Answer with nothing except the number of lines that contain the word "News".

* start Records supplied *

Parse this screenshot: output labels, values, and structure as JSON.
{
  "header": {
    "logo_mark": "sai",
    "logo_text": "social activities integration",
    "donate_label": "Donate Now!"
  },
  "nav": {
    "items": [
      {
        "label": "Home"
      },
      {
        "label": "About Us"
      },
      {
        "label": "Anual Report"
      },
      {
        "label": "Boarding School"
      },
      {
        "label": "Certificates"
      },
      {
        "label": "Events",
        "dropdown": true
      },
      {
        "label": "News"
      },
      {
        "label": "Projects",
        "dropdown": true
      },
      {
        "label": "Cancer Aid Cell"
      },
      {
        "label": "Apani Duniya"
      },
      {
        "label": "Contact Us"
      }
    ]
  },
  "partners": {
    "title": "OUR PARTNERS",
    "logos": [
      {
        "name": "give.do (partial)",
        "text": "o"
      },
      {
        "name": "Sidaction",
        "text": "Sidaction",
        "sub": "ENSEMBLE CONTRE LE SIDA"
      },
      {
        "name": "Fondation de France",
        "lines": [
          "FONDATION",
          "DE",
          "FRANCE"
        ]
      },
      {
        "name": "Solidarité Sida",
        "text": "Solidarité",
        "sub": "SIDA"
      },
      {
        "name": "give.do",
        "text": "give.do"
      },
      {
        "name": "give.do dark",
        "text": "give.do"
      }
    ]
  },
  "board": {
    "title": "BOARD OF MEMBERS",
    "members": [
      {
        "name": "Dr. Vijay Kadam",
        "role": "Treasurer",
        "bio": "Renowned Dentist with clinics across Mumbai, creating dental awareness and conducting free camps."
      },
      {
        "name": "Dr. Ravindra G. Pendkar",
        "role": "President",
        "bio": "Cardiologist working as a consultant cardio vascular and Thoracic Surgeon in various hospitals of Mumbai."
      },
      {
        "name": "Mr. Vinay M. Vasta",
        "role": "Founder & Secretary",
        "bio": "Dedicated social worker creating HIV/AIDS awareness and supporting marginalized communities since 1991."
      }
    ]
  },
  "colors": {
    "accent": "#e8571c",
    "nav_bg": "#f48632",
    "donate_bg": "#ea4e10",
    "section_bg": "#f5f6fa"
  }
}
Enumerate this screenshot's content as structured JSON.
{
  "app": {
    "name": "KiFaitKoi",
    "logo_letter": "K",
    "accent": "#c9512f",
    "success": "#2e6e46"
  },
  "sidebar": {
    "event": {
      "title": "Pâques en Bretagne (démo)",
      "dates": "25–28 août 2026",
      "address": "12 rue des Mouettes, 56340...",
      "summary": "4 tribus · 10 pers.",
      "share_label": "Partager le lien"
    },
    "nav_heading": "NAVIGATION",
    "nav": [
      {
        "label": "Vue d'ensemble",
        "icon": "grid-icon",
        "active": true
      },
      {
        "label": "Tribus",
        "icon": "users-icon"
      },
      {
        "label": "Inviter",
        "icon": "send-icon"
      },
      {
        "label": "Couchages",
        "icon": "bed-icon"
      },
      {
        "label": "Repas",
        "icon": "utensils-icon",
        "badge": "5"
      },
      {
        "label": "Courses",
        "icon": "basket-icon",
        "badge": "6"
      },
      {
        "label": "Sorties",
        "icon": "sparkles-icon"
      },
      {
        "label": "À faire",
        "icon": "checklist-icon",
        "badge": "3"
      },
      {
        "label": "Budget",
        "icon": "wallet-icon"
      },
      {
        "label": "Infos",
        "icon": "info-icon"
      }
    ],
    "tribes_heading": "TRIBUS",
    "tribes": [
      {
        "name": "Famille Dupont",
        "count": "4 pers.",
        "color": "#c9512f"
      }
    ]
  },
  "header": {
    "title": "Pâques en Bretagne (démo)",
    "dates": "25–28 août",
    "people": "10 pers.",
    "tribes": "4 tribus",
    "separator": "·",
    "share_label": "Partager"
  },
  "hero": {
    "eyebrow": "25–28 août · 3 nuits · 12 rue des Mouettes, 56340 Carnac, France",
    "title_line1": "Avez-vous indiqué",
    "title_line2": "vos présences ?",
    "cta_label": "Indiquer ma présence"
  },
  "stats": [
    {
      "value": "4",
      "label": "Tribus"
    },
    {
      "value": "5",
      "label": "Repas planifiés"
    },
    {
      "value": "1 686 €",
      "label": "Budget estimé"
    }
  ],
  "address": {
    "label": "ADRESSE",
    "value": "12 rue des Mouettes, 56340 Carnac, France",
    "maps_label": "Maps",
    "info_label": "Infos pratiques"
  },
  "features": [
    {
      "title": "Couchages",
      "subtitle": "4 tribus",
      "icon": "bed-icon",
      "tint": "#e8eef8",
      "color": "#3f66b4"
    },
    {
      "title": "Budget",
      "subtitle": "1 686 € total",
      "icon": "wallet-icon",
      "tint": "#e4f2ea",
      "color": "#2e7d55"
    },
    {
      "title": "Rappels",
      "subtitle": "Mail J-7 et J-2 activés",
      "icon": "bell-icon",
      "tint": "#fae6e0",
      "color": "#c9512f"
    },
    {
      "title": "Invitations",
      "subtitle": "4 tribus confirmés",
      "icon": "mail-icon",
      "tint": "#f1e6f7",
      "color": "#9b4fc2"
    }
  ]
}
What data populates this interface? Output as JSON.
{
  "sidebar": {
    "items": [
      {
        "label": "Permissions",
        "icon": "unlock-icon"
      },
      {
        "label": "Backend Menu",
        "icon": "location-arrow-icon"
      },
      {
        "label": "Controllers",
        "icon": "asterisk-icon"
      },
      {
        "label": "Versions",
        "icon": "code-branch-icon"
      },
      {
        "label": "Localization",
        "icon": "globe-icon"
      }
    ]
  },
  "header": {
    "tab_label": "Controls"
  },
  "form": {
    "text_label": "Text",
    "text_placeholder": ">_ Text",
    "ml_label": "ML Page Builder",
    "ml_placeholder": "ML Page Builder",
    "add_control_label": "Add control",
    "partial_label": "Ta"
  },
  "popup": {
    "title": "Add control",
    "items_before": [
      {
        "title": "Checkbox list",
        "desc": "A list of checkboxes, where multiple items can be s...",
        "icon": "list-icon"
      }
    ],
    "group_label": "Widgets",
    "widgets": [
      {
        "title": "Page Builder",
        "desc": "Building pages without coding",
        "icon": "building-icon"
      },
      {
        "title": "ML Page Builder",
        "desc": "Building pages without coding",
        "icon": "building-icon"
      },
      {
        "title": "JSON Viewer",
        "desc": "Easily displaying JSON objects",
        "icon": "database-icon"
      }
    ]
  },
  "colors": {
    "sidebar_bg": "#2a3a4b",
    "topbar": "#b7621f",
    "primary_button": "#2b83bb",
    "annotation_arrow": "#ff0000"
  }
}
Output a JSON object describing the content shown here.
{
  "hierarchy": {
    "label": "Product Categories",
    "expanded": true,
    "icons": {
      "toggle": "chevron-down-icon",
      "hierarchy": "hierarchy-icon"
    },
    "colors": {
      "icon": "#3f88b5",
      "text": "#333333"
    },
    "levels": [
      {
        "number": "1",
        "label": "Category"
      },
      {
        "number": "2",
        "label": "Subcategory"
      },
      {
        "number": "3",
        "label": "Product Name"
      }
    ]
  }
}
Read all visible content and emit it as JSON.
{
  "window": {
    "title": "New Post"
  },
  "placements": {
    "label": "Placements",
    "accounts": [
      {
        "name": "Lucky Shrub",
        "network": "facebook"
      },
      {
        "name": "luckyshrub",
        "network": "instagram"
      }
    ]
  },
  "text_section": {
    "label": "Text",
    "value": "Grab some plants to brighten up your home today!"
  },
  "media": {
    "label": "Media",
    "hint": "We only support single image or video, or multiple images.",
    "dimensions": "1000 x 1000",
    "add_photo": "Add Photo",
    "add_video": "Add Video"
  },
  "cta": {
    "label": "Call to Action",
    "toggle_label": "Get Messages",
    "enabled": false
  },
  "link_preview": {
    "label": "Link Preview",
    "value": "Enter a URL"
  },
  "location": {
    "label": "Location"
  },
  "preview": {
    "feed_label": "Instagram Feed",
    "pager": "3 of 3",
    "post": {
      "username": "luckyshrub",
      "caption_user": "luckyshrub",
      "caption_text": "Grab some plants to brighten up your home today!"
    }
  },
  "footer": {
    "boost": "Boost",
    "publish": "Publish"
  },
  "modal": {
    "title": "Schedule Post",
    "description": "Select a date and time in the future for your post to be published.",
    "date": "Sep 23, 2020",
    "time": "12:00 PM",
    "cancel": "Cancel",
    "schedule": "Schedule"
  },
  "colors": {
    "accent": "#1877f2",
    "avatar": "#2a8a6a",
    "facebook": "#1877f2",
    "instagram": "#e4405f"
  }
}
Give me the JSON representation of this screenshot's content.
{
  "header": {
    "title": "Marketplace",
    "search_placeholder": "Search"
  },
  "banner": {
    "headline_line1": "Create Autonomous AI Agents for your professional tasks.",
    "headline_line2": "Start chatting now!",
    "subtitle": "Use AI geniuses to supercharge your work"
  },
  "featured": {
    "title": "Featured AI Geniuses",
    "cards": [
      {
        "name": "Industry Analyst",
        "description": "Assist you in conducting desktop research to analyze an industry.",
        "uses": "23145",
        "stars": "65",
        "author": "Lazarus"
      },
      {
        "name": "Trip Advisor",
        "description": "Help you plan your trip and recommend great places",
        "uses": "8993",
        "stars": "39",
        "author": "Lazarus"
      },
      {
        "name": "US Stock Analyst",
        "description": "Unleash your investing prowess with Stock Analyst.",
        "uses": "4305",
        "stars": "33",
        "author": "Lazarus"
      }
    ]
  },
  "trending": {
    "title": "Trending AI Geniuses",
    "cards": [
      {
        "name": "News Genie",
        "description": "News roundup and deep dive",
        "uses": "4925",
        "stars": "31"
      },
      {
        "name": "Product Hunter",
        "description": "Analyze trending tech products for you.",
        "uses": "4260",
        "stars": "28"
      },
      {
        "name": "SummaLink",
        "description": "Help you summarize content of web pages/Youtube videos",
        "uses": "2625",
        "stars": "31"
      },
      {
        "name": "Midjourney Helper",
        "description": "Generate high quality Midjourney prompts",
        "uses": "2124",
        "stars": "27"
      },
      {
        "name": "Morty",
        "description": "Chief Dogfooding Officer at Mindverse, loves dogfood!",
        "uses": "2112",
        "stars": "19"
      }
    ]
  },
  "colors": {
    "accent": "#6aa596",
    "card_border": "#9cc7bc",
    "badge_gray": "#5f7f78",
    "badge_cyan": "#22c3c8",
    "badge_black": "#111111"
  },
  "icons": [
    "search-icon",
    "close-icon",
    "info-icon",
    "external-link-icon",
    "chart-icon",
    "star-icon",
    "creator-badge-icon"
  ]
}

* end Records supplied *

** The solution **
3